= REQUIREMENTS =
Copy out the lines that include the word "ordered".

= MATERIAL PROVIDED =
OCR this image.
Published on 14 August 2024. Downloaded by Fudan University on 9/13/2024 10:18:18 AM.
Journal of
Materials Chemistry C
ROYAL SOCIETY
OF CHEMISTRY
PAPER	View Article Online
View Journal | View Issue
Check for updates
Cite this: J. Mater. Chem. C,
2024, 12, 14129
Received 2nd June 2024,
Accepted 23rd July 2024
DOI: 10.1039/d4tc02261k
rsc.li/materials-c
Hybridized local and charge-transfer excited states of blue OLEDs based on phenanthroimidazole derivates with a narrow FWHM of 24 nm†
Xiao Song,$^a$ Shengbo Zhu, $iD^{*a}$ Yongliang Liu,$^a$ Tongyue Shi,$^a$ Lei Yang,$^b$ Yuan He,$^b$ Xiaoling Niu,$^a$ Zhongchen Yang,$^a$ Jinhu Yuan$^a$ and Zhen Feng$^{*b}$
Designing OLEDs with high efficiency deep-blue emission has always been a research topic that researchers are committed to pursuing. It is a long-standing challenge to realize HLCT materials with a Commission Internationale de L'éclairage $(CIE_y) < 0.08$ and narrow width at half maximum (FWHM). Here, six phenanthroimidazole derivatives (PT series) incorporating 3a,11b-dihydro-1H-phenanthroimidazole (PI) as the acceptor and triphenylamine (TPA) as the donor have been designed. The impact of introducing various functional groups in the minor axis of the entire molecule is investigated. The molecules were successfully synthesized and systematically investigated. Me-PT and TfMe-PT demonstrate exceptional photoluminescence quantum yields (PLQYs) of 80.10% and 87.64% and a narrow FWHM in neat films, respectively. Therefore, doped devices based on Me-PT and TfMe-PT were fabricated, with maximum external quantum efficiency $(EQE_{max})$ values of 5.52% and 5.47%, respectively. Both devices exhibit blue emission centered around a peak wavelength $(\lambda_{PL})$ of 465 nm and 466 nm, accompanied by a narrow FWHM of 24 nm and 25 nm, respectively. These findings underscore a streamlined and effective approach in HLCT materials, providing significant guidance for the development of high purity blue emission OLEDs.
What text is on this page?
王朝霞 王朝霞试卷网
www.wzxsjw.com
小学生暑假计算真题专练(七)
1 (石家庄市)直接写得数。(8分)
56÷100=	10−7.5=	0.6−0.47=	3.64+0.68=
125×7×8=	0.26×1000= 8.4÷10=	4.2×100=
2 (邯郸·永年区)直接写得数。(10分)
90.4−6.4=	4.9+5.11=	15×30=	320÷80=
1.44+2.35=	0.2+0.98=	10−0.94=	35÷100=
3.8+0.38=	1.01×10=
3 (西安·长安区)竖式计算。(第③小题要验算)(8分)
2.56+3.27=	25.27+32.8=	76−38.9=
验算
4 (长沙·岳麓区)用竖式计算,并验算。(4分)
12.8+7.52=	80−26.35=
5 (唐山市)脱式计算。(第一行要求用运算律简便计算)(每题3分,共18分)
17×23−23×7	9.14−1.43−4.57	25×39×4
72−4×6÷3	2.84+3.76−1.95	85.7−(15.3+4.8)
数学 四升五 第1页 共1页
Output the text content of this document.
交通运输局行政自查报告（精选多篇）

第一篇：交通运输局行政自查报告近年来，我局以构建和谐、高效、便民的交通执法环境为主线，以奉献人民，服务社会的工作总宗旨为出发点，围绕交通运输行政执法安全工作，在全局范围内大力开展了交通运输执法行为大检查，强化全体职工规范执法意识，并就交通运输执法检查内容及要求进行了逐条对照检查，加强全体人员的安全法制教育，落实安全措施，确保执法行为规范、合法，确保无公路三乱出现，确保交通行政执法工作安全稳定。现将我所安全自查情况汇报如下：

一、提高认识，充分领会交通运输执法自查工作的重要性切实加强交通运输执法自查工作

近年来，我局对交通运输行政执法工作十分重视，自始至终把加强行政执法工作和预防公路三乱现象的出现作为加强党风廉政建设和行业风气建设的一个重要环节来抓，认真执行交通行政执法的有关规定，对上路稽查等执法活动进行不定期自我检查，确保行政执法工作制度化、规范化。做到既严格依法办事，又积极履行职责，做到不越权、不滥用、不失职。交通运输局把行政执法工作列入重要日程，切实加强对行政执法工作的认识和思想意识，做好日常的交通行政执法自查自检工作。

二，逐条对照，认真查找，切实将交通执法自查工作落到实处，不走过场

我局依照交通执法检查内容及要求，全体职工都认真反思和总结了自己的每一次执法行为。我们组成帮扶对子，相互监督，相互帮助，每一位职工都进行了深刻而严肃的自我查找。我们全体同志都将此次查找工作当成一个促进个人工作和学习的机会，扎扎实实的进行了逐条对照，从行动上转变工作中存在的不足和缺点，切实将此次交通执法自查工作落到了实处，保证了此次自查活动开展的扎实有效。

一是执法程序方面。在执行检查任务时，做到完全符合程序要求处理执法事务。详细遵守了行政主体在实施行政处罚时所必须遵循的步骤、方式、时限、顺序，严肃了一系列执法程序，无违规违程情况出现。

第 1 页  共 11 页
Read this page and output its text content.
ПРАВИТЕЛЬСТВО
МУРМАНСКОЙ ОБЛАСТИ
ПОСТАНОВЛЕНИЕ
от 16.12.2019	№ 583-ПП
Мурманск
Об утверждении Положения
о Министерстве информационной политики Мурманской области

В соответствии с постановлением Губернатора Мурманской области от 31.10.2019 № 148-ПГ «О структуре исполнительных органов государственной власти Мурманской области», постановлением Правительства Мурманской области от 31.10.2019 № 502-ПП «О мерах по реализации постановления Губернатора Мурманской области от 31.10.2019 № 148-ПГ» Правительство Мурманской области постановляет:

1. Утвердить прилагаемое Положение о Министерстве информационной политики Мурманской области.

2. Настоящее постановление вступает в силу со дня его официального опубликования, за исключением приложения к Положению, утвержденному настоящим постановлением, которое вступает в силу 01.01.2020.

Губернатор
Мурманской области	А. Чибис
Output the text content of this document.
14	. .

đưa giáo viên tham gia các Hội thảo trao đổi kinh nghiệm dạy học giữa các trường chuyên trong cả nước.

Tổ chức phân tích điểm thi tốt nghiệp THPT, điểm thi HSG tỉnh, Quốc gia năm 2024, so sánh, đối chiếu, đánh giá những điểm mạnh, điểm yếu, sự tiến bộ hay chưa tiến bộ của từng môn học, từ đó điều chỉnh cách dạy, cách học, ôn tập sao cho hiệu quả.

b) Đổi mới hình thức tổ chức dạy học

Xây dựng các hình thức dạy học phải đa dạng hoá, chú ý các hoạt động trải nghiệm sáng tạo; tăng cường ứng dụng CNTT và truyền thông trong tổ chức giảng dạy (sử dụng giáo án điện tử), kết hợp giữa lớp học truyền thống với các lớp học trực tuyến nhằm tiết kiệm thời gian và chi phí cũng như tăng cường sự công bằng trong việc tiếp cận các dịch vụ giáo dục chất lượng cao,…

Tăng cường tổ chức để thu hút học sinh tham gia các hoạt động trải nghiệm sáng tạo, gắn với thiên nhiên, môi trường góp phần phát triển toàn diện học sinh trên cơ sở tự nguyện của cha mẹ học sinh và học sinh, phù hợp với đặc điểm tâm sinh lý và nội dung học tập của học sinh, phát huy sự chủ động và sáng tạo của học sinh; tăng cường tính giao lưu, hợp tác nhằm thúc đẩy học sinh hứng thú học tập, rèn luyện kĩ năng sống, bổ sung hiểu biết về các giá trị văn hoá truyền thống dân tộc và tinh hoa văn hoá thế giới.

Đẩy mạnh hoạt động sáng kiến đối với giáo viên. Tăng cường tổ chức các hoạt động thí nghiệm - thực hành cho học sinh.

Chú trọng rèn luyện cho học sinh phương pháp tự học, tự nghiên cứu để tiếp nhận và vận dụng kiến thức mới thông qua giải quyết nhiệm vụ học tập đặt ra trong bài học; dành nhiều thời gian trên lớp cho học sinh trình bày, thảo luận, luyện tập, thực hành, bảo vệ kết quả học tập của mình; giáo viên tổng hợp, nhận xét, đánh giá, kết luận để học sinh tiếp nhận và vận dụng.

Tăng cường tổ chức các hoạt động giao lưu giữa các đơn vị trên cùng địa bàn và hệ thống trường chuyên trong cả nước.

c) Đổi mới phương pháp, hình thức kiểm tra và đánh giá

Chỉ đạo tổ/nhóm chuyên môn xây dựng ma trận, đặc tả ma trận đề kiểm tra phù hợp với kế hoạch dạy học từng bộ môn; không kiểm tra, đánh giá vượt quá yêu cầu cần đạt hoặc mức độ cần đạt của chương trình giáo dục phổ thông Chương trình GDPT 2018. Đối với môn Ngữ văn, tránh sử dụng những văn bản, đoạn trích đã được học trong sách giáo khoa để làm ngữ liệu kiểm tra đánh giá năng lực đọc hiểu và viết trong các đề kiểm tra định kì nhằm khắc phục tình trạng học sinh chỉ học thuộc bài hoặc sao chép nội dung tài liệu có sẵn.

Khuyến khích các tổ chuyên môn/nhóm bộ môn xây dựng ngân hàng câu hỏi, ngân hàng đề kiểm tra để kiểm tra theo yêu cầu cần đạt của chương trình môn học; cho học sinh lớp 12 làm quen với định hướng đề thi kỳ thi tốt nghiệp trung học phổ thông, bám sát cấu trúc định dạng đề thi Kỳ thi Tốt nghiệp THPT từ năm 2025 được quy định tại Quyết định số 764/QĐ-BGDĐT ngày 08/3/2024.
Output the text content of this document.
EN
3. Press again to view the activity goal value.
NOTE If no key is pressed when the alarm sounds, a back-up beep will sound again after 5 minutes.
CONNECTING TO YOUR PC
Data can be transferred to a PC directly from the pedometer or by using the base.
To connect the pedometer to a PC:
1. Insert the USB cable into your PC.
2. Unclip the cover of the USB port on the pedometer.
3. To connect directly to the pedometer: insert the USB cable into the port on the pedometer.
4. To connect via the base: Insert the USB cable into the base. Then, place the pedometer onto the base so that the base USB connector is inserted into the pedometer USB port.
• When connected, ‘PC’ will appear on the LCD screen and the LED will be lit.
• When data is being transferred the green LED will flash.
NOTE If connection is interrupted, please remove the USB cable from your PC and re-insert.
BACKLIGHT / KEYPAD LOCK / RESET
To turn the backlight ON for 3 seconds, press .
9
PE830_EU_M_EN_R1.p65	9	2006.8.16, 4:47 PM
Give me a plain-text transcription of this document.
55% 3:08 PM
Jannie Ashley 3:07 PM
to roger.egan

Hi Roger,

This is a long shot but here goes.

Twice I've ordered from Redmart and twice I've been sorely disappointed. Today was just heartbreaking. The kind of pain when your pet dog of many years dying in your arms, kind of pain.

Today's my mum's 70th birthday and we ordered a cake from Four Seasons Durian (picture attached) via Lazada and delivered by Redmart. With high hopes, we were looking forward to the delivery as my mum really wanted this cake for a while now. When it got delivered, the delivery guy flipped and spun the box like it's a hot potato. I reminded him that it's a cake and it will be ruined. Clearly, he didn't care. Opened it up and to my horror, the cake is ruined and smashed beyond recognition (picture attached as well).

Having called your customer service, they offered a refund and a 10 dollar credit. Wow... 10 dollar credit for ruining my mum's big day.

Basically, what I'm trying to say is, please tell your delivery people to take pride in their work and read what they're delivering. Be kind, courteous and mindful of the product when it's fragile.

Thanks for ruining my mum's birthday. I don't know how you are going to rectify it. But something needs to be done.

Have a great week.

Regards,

= REPLY TO THE EXERCISE =
Twice I've ordered from Redmart and twice I've been sorely disappointed. Today was just heartbreaking. The kind of pain when your pet dog of many years dying in your arms, kind of pain.
Today's my mum's 70th birthday and we ordered a cake from Four Seasons Durian (picture attached) via Lazada and delivered by Redmart. With high hopes, we were looking forward to the delivery as my mum really wanted this cake for a while now. When it got delivered, the delivery guy flipped and spun the box like it's a hot potato. I reminded him that it's a cake and it will be ruined. Clearly, he didn't care. Opened it up and to my horror, the cake is ruined and smashed beyond recognition (picture attached as well).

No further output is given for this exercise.